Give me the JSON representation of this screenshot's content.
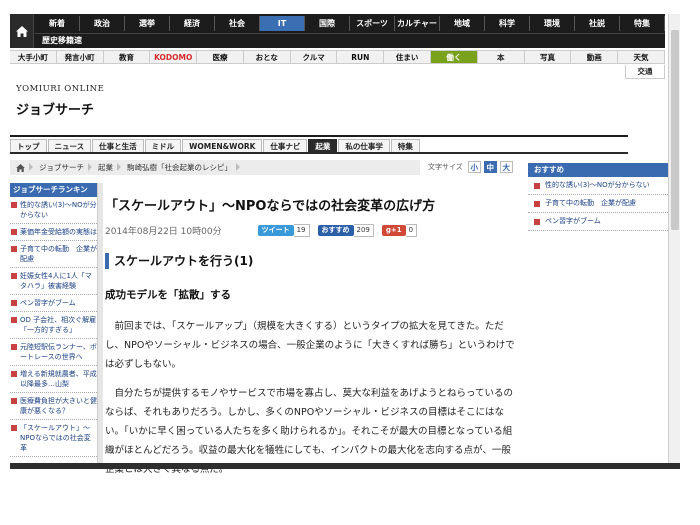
{
  "topnav": {
    "row1": [
      "新着",
      "政治",
      "選挙",
      "経済",
      "社会",
      "IT",
      "国際",
      "スポーツ",
      "カルチャー",
      "地域",
      "科学",
      "環境",
      "社説",
      "特集"
    ],
    "active_index": 5,
    "row2_label": "歴史移籍速"
  },
  "subnav": {
    "items": [
      "大手小町",
      "発言小町",
      "教育",
      "KODOMO",
      "医療",
      "おとな",
      "クルマ",
      "RUN",
      "住まい",
      "働く",
      "本",
      "写真",
      "動画",
      "天気"
    ],
    "extra": "交通"
  },
  "brand": "YOMIURI ONLINE",
  "section_title": "ジョブサーチ",
  "tabs": {
    "items": [
      "トップ",
      "ニュース",
      "仕事と生活",
      "ミドル",
      "WOMEN&WORK",
      "仕事ナビ",
      "起業",
      "私の仕事学",
      "特集"
    ],
    "active_index": 6
  },
  "breadcrumb": [
    "ジョブサーチ",
    "起業",
    "駒崎弘樹「社会起業のレシピ」"
  ],
  "font_size": {
    "label": "文字サイズ",
    "options": [
      "小",
      "中",
      "大"
    ],
    "selected": "中"
  },
  "ranking": {
    "heading": "ジョブサーチランキン",
    "items": [
      "性的な誘い(3)〜NOが分からない",
      "薬価年金受給額の実態は",
      "子育て中の転勤　企業が配慮",
      "妊娠女性4人に1人「マタハラ」被害経験",
      "ペン習字がブーム",
      "ОD 子会社、相次ぐ解雇「一方的すぎる」",
      "元陸短駅伝ランナー、ボートレースの世界へ",
      "増える新規就農者、平成以降最多…山梨",
      "医療費負担が大きいと健康が悪くなる？",
      "「スケールアウト」〜NPOならではの社会変革"
    ]
  },
  "article": {
    "title": "「スケールアウト」〜NPOならではの社会変革の広げ方",
    "date": "2014年08月22日 10時00分",
    "share": {
      "tweet_label": "ツイート",
      "tweet_count": "19",
      "osusume_label": "おすすめ",
      "osusume_count": "209",
      "gplus_label": "g+1",
      "gplus_count": "0"
    },
    "sub_heading": "スケールアウトを行う(1)",
    "lead": "成功モデルを「拡散」する",
    "paragraphs": [
      "前回までは、「スケールアップ」（規模を大きくする）というタイプの拡大を見てきた。ただし、NPOやソーシャル・ビジネスの場合、一般企業のように「大きくすれば勝ち」というわけでは必ずしもない。",
      "自分たちが提供するモノやサービスで市場を寡占し、莫大な利益をあげようとねらっているのならば、それもありだろう。しかし、多くのNPOやソーシャル・ビジネスの目標はそこにはない。「いかに早く困っている人たちを多く助けられるか」。それこそが最大の目標となっている組織がほとんどだろう。収益の最大化を犠牲にしても、インパクトの最大化を志向する点が、一般企業とは大きく異なる点だ。"
    ]
  },
  "recommend": {
    "heading": "おすすめ",
    "items": [
      "性的な誘い(3)〜NOが分からない",
      "子育て中の転勤　企業が配慮",
      "ペン習字がブーム"
    ]
  },
  "colors": {
    "nav_dark": "#1c1c1c",
    "accent_blue": "#3a6bb0",
    "active_green": "#7aa11c",
    "kodomo_red": "#d52d2d",
    "twitter": "#3a9ad9",
    "gplus": "#d14836"
  }
}
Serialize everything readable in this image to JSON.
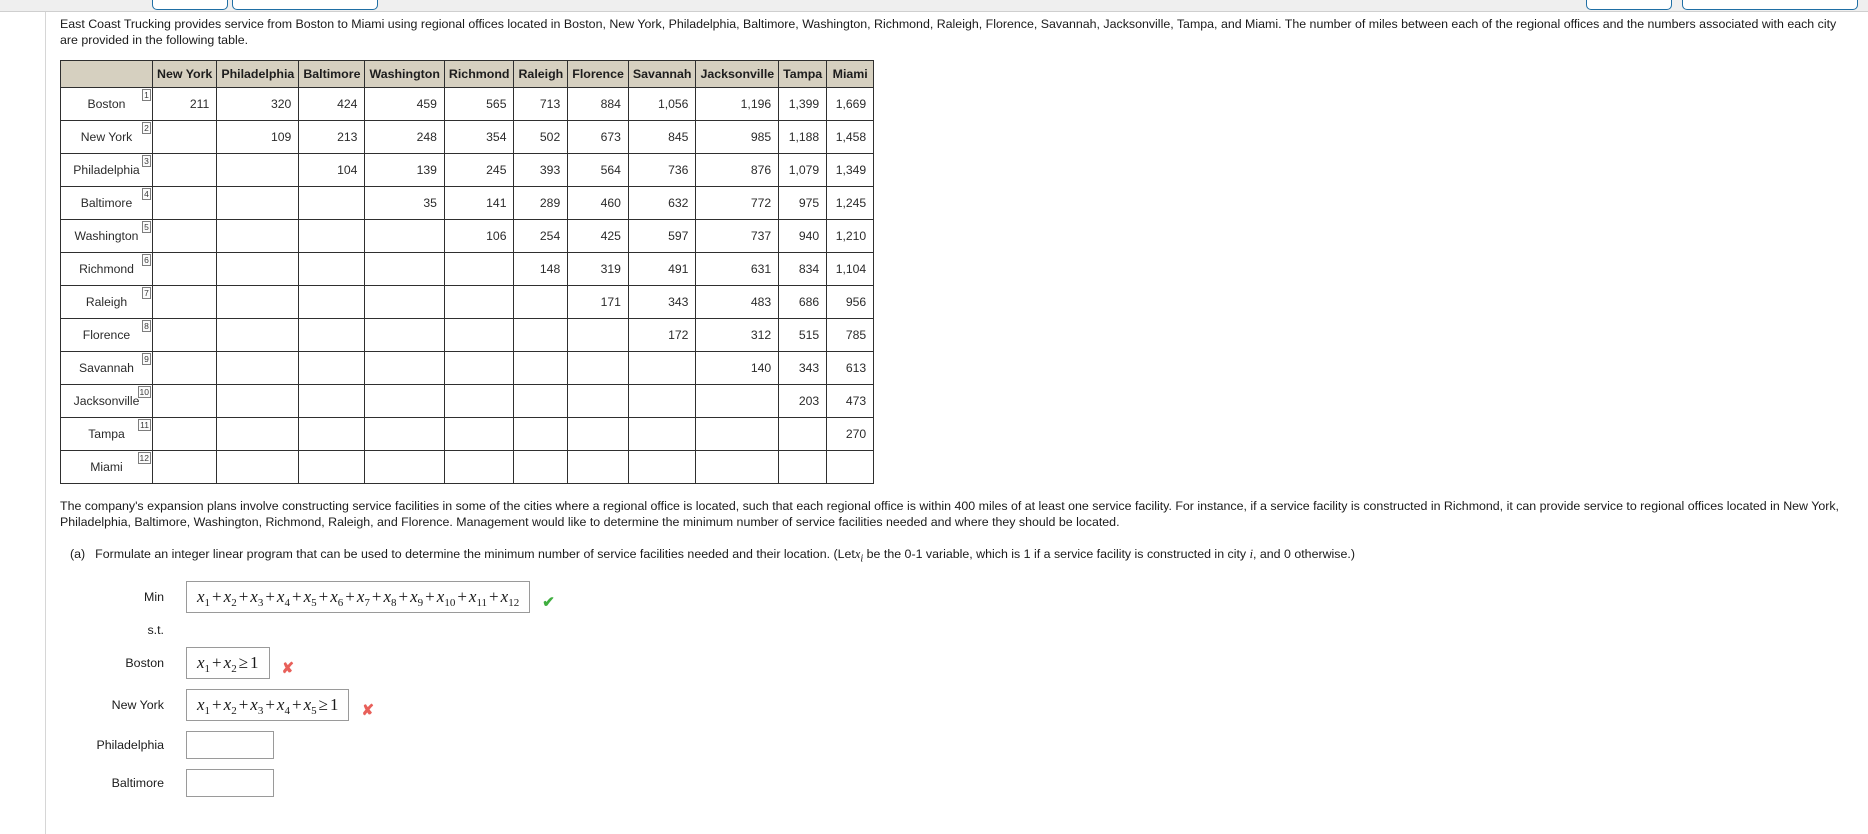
{
  "top_bar": {
    "buttons": [
      {
        "name": "toolbar-button-1",
        "label": ""
      },
      {
        "name": "toolbar-button-2",
        "label": ""
      },
      {
        "name": "toolbar-button-3",
        "label": ""
      },
      {
        "name": "toolbar-button-4",
        "label": ""
      }
    ]
  },
  "intro": {
    "paragraph": "East Coast Trucking provides service from Boston to Miami using regional offices located in Boston, New York, Philadelphia, Baltimore, Washington, Richmond, Raleigh, Florence, Savannah, Jacksonville, Tampa, and Miami. The number of miles between each of the regional offices and the numbers associated with each city are provided in the following table."
  },
  "table": {
    "corner_header": "",
    "columns": [
      "New York",
      "Philadelphia",
      "Baltimore",
      "Washington",
      "Richmond",
      "Raleigh",
      "Florence",
      "Savannah",
      "Jacksonville",
      "Tampa",
      "Miami"
    ],
    "rows": [
      {
        "city": "Boston",
        "index": "1",
        "values": [
          "211",
          "320",
          "424",
          "459",
          "565",
          "713",
          "884",
          "1,056",
          "1,196",
          "1,399",
          "1,669"
        ]
      },
      {
        "city": "New York",
        "index": "2",
        "values": [
          "",
          "109",
          "213",
          "248",
          "354",
          "502",
          "673",
          "845",
          "985",
          "1,188",
          "1,458"
        ]
      },
      {
        "city": "Philadelphia",
        "index": "3",
        "values": [
          "",
          "",
          "104",
          "139",
          "245",
          "393",
          "564",
          "736",
          "876",
          "1,079",
          "1,349"
        ]
      },
      {
        "city": "Baltimore",
        "index": "4",
        "values": [
          "",
          "",
          "",
          "35",
          "141",
          "289",
          "460",
          "632",
          "772",
          "975",
          "1,245"
        ]
      },
      {
        "city": "Washington",
        "index": "5",
        "values": [
          "",
          "",
          "",
          "",
          "106",
          "254",
          "425",
          "597",
          "737",
          "940",
          "1,210"
        ]
      },
      {
        "city": "Richmond",
        "index": "6",
        "values": [
          "",
          "",
          "",
          "",
          "",
          "148",
          "319",
          "491",
          "631",
          "834",
          "1,104"
        ]
      },
      {
        "city": "Raleigh",
        "index": "7",
        "values": [
          "",
          "",
          "",
          "",
          "",
          "",
          "171",
          "343",
          "483",
          "686",
          "956"
        ]
      },
      {
        "city": "Florence",
        "index": "8",
        "values": [
          "",
          "",
          "",
          "",
          "",
          "",
          "",
          "172",
          "312",
          "515",
          "785"
        ]
      },
      {
        "city": "Savannah",
        "index": "9",
        "values": [
          "",
          "",
          "",
          "",
          "",
          "",
          "",
          "",
          "140",
          "343",
          "613"
        ]
      },
      {
        "city": "Jacksonville",
        "index": "10",
        "values": [
          "",
          "",
          "",
          "",
          "",
          "",
          "",
          "",
          "",
          "203",
          "473"
        ]
      },
      {
        "city": "Tampa",
        "index": "11",
        "values": [
          "",
          "",
          "",
          "",
          "",
          "",
          "",
          "",
          "",
          "",
          "270"
        ]
      },
      {
        "city": "Miami",
        "index": "12",
        "values": [
          "",
          "",
          "",
          "",
          "",
          "",
          "",
          "",
          "",
          "",
          ""
        ]
      }
    ]
  },
  "expansion": {
    "paragraph": "The company's expansion plans involve constructing service facilities in some of the cities where a regional office is located, such that each regional office is within 400 miles of at least one service facility. For instance, if a service facility is constructed in Richmond, it can provide service to regional offices located in New York, Philadelphia, Baltimore, Washington, Richmond, Raleigh, and Florence. Management would like to determine the minimum number of service facilities needed and where they should be located."
  },
  "part_a": {
    "marker": "(a)",
    "text_before": "Formulate an integer linear program that can be used to determine the minimum number of service facilities needed and their location. (Let",
    "var_symbol": "x",
    "var_subscript": "i",
    "text_middle": "be the 0-1 variable, which is 1 if a service facility is constructed in city",
    "city_symbol": "i",
    "text_after": ", and 0 otherwise.)"
  },
  "objective": {
    "label": "Min",
    "expression": "x1 + x2 + x3 + x4 + x5 + x6 + x7 + x8 + x9 + x10 + x11 + x12",
    "terms": [
      "1",
      "2",
      "3",
      "4",
      "5",
      "6",
      "7",
      "8",
      "9",
      "10",
      "11",
      "12"
    ],
    "status": "correct",
    "status_glyph": "✔"
  },
  "subject_to_label": "s.t.",
  "constraints": [
    {
      "city": "Boston",
      "filled": true,
      "terms": [
        "1",
        "2"
      ],
      "relation": "≥",
      "rhs": "1",
      "expression": "x1 + x2 ≥ 1",
      "status": "wrong",
      "status_glyph": "✘"
    },
    {
      "city": "New York",
      "filled": true,
      "terms": [
        "1",
        "2",
        "3",
        "4",
        "5"
      ],
      "relation": "≥",
      "rhs": "1",
      "expression": "x1 + x2 + x3 + x4 + x5 ≥ 1",
      "status": "wrong",
      "status_glyph": "✘"
    },
    {
      "city": "Philadelphia",
      "filled": false,
      "terms": [],
      "relation": "",
      "rhs": "",
      "expression": "",
      "status": "none",
      "status_glyph": ""
    },
    {
      "city": "Baltimore",
      "filled": false,
      "terms": [],
      "relation": "",
      "rhs": "",
      "expression": "",
      "status": "none",
      "status_glyph": ""
    }
  ],
  "colors": {
    "header_fill": "#d6d0c0",
    "correct": "#3fae3f",
    "wrong": "#e8605a",
    "border": "#2f2f2f",
    "button_border": "#1f6fa5"
  }
}
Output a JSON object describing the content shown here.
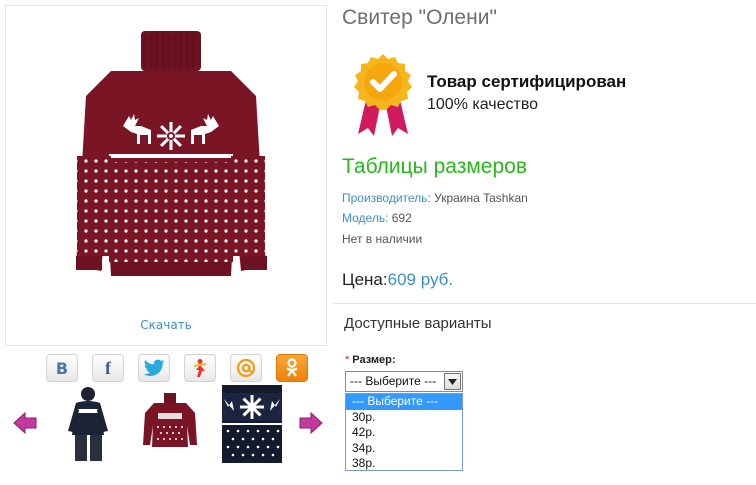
{
  "product": {
    "title": "Свитер \"Олени\"",
    "download_label": "Скачать"
  },
  "certificate": {
    "title": "Товар сертифицирован",
    "subtitle": "100% качество"
  },
  "size_table_link": "Таблицы размеров",
  "meta": {
    "manufacturer_label": "Производитель:",
    "manufacturer_value": "Украина Tashkan",
    "model_label": "Модель:",
    "model_value": "692",
    "availability": "Нет в наличии"
  },
  "price": {
    "label": "Цена:",
    "value": "609 руб."
  },
  "options": {
    "title": "Доступные варианты",
    "size_label": "Размер:",
    "required_mark": "*",
    "selected": "--- Выберите ---",
    "items": [
      "--- Выберите ---",
      "30р.",
      "42р.",
      "34р.",
      "38р."
    ]
  },
  "social": {
    "vk": "В",
    "fb": "f",
    "ok": "ок"
  },
  "colors": {
    "link": "#3b8fc4",
    "green": "#2ab61f",
    "sweater": "#7a1526",
    "highlight": "#3399ff"
  }
}
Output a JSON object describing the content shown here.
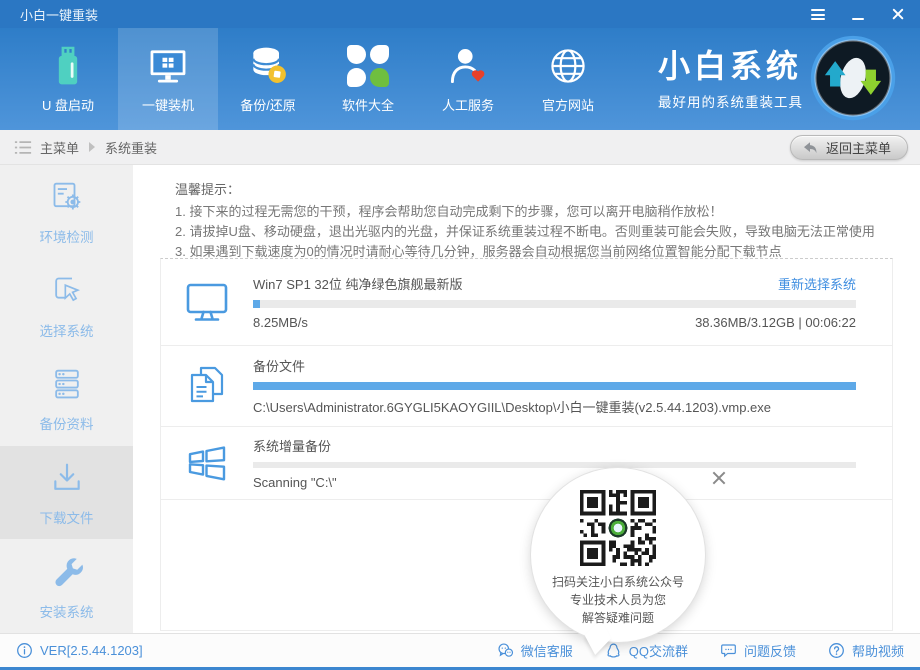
{
  "window": {
    "title": "小白一键重装"
  },
  "nav": {
    "items": [
      {
        "label": "U 盘启动"
      },
      {
        "label": "一键装机"
      },
      {
        "label": "备份/还原"
      },
      {
        "label": "软件大全"
      },
      {
        "label": "人工服务"
      },
      {
        "label": "官方网站"
      }
    ],
    "brand": {
      "name": "小白系统",
      "tagline": "最好用的系统重装工具"
    }
  },
  "breadcrumb": {
    "root": "主菜单",
    "current": "系统重装",
    "back_button": "返回主菜单"
  },
  "sidebar": {
    "items": [
      {
        "label": "环境检测"
      },
      {
        "label": "选择系统"
      },
      {
        "label": "备份资料"
      },
      {
        "label": "下载文件"
      },
      {
        "label": "安装系统"
      }
    ]
  },
  "tips": {
    "title": "温馨提示：",
    "lines": [
      "1. 接下来的过程无需您的干预，程序会帮助您自动完成剩下的步骤，您可以离开电脑稍作放松！",
      "2. 请拔掉U盘、移动硬盘，退出光驱内的光盘，并保证系统重装过程不断电。否则重装可能会失败，导致电脑无法正常使用",
      "3. 如果遇到下载速度为0的情况时请耐心等待几分钟，服务器会自动根据您当前网络位置智能分配下载节点"
    ]
  },
  "download": {
    "title": "Win7 SP1 32位 纯净绿色旗舰最新版",
    "reselect_link": "重新选择系统",
    "speed": "8.25MB/s",
    "stats": "38.36MB/3.12GB | 00:06:22",
    "progress_percent": 1.2
  },
  "backup": {
    "title": "备份文件",
    "path": "C:\\Users\\Administrator.6GYGLI5KAOYGIIL\\Desktop\\小白一键重装(v2.5.44.1203).vmp.exe",
    "progress_percent": 100
  },
  "system_backup": {
    "title": "系统增量备份",
    "status": "Scanning \"C:\\\"",
    "progress_percent": 0
  },
  "qr_popup": {
    "lines": [
      "扫码关注小白系统公众号",
      "专业技术人员为您",
      "解答疑难问题"
    ]
  },
  "footer": {
    "version": "VER[2.5.44.1203]",
    "links": [
      "微信客服",
      "QQ交流群",
      "问题反馈",
      "帮助视频"
    ]
  },
  "colors": {
    "accent_blue": "#4a90d9",
    "progress_fill": "#5ea9e8",
    "header_top": "#2e7dc8",
    "header_bottom": "#4f95da",
    "link": "#3f8ee0",
    "usb_teal": "#4fd0c1",
    "leaf_green": "#6fbf3f",
    "heart_red": "#e8402a"
  }
}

# Exercise objective
Look for lines containing the string "facilities" and copy them all.

# Worked answer
    "paragraph": "The company's expansion plans involve constructing service facilities in some of the cities where a regional office is located, such that each regional office is within 400 miles of at least one service facility. For instance, if a service facility is constructed in Richmond, it can provide service to regional offices located in New York, Philadelphia, Baltimore, Washington, Richmond, Raleigh, and Florence. Management would like to determine the minimum number of service facilities needed and where they should be located."
    "text_before": "Formulate an integer linear program that can be used to determine the minimum number of service facilities needed and their location. (Let",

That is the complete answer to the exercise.